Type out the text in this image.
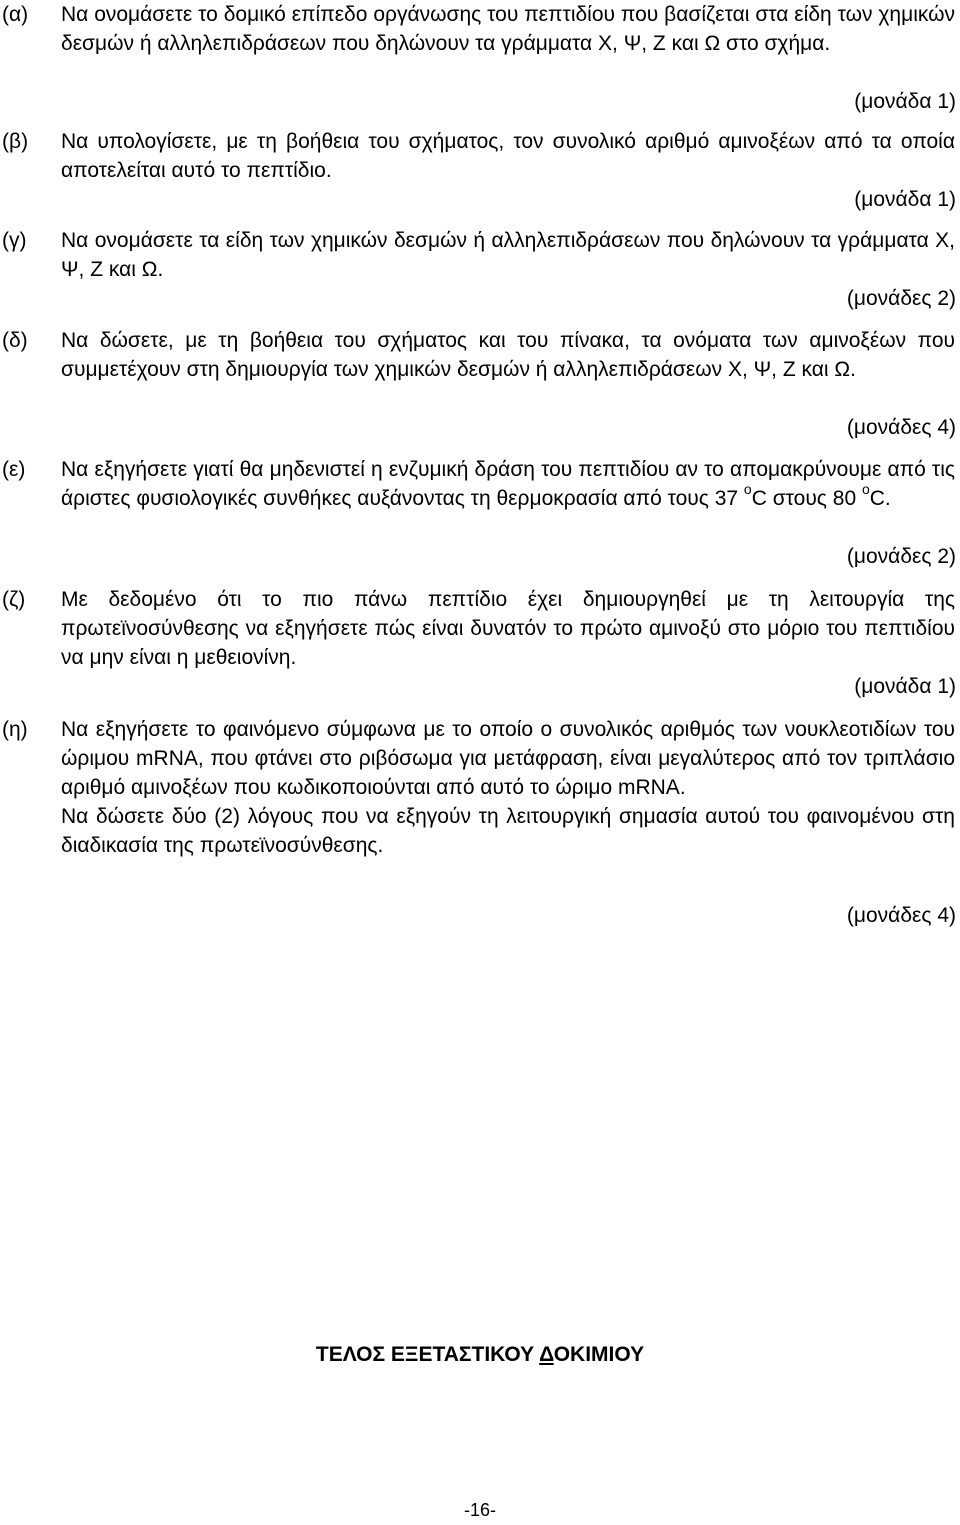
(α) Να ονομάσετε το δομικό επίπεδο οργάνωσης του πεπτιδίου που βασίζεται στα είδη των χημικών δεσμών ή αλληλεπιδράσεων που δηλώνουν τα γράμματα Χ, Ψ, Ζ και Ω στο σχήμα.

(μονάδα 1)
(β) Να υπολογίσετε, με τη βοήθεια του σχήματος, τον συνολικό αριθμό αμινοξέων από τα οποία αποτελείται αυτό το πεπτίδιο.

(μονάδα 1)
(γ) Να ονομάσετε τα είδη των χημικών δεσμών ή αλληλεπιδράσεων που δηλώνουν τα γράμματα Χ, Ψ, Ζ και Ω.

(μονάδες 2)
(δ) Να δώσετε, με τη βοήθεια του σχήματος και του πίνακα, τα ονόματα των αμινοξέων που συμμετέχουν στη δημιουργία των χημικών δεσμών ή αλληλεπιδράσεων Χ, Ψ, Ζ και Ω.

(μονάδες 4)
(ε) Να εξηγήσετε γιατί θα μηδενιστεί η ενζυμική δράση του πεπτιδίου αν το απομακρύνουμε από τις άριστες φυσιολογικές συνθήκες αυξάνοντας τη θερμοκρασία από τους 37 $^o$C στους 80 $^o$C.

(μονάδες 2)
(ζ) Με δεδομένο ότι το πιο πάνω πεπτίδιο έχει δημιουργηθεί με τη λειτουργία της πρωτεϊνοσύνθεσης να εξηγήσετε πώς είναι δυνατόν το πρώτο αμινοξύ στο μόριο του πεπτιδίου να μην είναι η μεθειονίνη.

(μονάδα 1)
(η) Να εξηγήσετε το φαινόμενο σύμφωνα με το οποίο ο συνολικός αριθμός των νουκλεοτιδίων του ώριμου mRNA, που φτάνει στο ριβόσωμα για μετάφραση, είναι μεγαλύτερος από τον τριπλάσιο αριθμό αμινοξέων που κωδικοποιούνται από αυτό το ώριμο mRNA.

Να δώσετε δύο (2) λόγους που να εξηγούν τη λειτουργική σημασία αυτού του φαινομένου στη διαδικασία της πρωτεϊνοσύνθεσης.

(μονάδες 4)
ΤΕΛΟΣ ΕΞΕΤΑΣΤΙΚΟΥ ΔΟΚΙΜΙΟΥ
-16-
--------------------------------------------------
Write the material above out again exactly. Omit every image.

_ANSWER BOX_
Type out the text in this image.
(α) Να ονομάσετε το δομικό επίπεδο οργάνωσης του πεπτιδίου που βασίζεται στα είδη των χημικών δεσμών ή αλληλεπιδράσεων που δηλώνουν τα γράμματα Χ, Ψ, Ζ και Ω στο σχήμα.

(μονάδα 1)
(β) Να υπολογίσετε, με τη βοήθεια του σχήματος, τον συνολικό αριθμό αμινοξέων από τα οποία αποτελείται αυτό το πεπτίδιο.

(μονάδα 1)
(γ) Να ονομάσετε τα είδη των χημικών δεσμών ή αλληλεπιδράσεων που δηλώνουν τα γράμματα Χ, Ψ, Ζ και Ω.

(μονάδες 2)
(δ) Να δώσετε, με τη βοήθεια του σχήματος και του πίνακα, τα ονόματα των αμινοξέων που συμμετέχουν στη δημιουργία των χημικών δεσμών ή αλληλεπιδράσεων Χ, Ψ, Ζ και Ω.

(μονάδες 4)
(ε) Να εξηγήσετε γιατί θα μηδενιστεί η ενζυμική δράση του πεπτιδίου αν το απομακρύνουμε από τις άριστες φυσιολογικές συνθήκες αυξάνοντας τη θερμοκρασία από τους 37 $^o$C στους 80 $^o$C.

(μονάδες 2)
(ζ) Με δεδομένο ότι το πιο πάνω πεπτίδιο έχει δημιουργηθεί με τη λειτουργία της πρωτεϊνοσύνθεσης να εξηγήσετε πώς είναι δυνατόν το πρώτο αμινοξύ στο μόριο του πεπτιδίου να μην είναι η μεθειονίνη.

(μονάδα 1)
(η) Να εξηγήσετε το φαινόμενο σύμφωνα με το οποίο ο συνολικός αριθμός των νουκλεοτιδίων του ώριμου mRNA, που φτάνει στο ριβόσωμα για μετάφραση, είναι μεγαλύτερος από τον τριπλάσιο αριθμό αμινοξέων που κωδικοποιούνται από αυτό το ώριμο mRNA.

Να δώσετε δύο (2) λόγους που να εξηγούν τη λειτουργική σημασία αυτού του φαινομένου στη διαδικασία της πρωτεϊνοσύνθεσης.

(μονάδες 4)
ΤΕΛΟΣ ΕΞΕΤΑΣΤΙΚΟΥ ΔΟΚΙΜΙΟΥ
-16-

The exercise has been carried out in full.